> [Task details]: Take the material below and write it all out again exactly.

[Records to use start]

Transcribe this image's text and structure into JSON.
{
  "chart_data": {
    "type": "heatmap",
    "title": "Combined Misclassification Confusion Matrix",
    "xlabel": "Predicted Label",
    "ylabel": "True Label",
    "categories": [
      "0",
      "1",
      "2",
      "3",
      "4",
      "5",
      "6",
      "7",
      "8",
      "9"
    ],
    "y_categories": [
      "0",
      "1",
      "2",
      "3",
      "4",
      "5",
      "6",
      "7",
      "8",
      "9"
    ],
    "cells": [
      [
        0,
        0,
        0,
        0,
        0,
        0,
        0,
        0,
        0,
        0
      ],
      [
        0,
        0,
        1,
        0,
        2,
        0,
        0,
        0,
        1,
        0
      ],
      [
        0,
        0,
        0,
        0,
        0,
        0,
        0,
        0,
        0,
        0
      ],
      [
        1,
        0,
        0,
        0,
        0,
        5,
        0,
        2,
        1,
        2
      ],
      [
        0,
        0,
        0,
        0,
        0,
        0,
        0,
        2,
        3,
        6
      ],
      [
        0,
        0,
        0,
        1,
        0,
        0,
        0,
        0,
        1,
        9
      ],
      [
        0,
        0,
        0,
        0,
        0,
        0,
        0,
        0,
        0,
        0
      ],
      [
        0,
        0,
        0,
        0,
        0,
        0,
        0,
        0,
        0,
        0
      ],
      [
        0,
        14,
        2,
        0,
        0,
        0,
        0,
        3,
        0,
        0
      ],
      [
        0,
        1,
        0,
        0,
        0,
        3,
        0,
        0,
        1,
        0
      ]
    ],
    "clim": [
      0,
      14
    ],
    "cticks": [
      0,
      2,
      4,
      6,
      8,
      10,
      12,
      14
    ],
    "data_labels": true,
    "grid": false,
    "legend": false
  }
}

[Records to use end]

> [Solution to the exercise]:
Transcribe this image's text and structure into JSON.
{
  "chart_data": {
    "type": "heatmap",
    "title": "Combined Misclassification Confusion Matrix",
    "xlabel": "Predicted Label",
    "ylabel": "True Label",
    "categories": [
      "0",
      "1",
      "2",
      "3",
      "4",
      "5",
      "6",
      "7",
      "8",
      "9"
    ],
    "y_categories": [
      "0",
      "1",
      "2",
      "3",
      "4",
      "5",
      "6",
      "7",
      "8",
      "9"
    ],
    "cells": [
      [
        0,
        0,
        0,
        0,
        0,
        0,
        0,
        0,
        0,
        0
      ],
      [
        0,
        0,
        1,
        0,
        2,
        0,
        0,
        0,
        1,
        0
      ],
      [
        0,
        0,
        0,
        0,
        0,
        0,
        0,
        0,
        0,
        0
      ],
      [
        1,
        0,
        0,
        0,
        0,
        5,
        0,
        2,
        1,
        2
      ],
      [
        0,
        0,
        0,
        0,
        0,
        0,
        0,
        2,
        3,
        6
      ],
      [
        0,
        0,
        0,
        1,
        0,
        0,
        0,
        0,
        1,
        9
      ],
      [
        0,
        0,
        0,
        0,
        0,
        0,
        0,
        0,
        0,
        0
      ],
      [
        0,
        0,
        0,
        0,
        0,
        0,
        0,
        0,
        0,
        0
      ],
      [
        0,
        14,
        2,
        0,
        0,
        0,
        0,
        3,
        0,
        0
      ],
      [
        0,
        1,
        0,
        0,
        0,
        3,
        0,
        0,
        1,
        0
      ]
    ],
    "clim": [
      0,
      14
    ],
    "cticks": [
      0,
      2,
      4,
      6,
      8,
      10,
      12,
      14
    ],
    "data_labels": true,
    "grid": false,
    "legend": false
  }
}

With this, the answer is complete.